• **Given exercise**: Each record that follows should be repeated exactly, minus any images.
• • • • • • •
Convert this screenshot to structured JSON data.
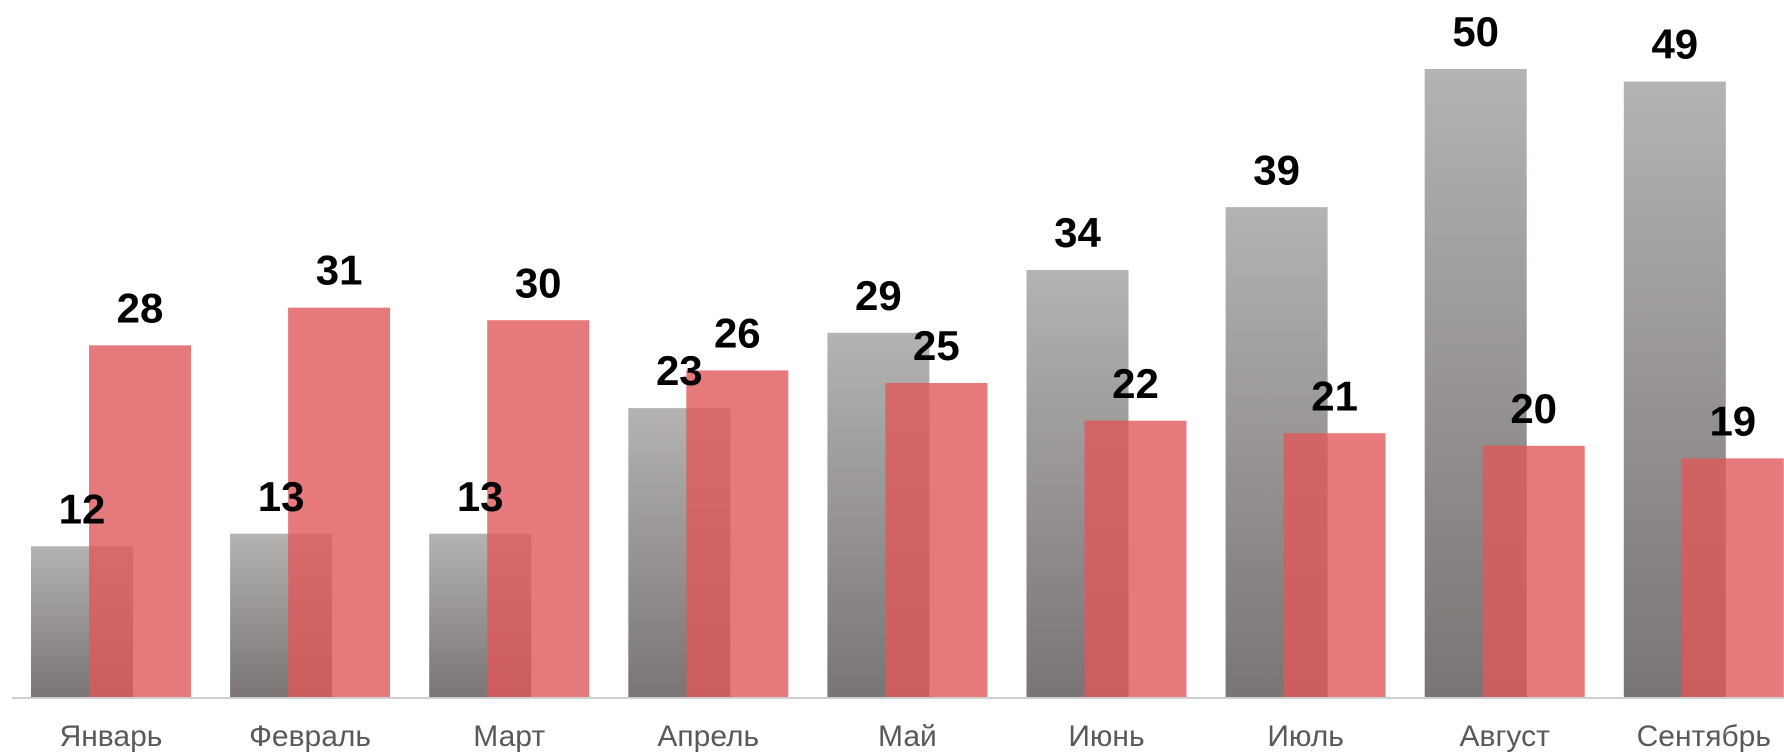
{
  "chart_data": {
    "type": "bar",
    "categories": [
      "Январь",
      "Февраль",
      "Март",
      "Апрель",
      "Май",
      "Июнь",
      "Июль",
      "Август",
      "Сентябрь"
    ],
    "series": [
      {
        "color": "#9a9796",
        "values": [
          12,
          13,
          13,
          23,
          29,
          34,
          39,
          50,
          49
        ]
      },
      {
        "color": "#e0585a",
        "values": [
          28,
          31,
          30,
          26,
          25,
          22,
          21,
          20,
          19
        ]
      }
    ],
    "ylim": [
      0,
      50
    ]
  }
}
• • • • • • •
• **Correct output**:
Convert this screenshot to structured JSON data.
{
  "chart_data": {
    "type": "bar",
    "categories": [
      "Январь",
      "Февраль",
      "Март",
      "Апрель",
      "Май",
      "Июнь",
      "Июль",
      "Август",
      "Сентябрь"
    ],
    "series": [
      {
        "color": "#9a9796",
        "values": [
          12,
          13,
          13,
          23,
          29,
          34,
          39,
          50,
          49
        ]
      },
      {
        "color": "#e0585a",
        "values": [
          28,
          31,
          30,
          26,
          25,
          22,
          21,
          20,
          19
        ]
      }
    ],
    "ylim": [
      0,
      50
    ]
  }
}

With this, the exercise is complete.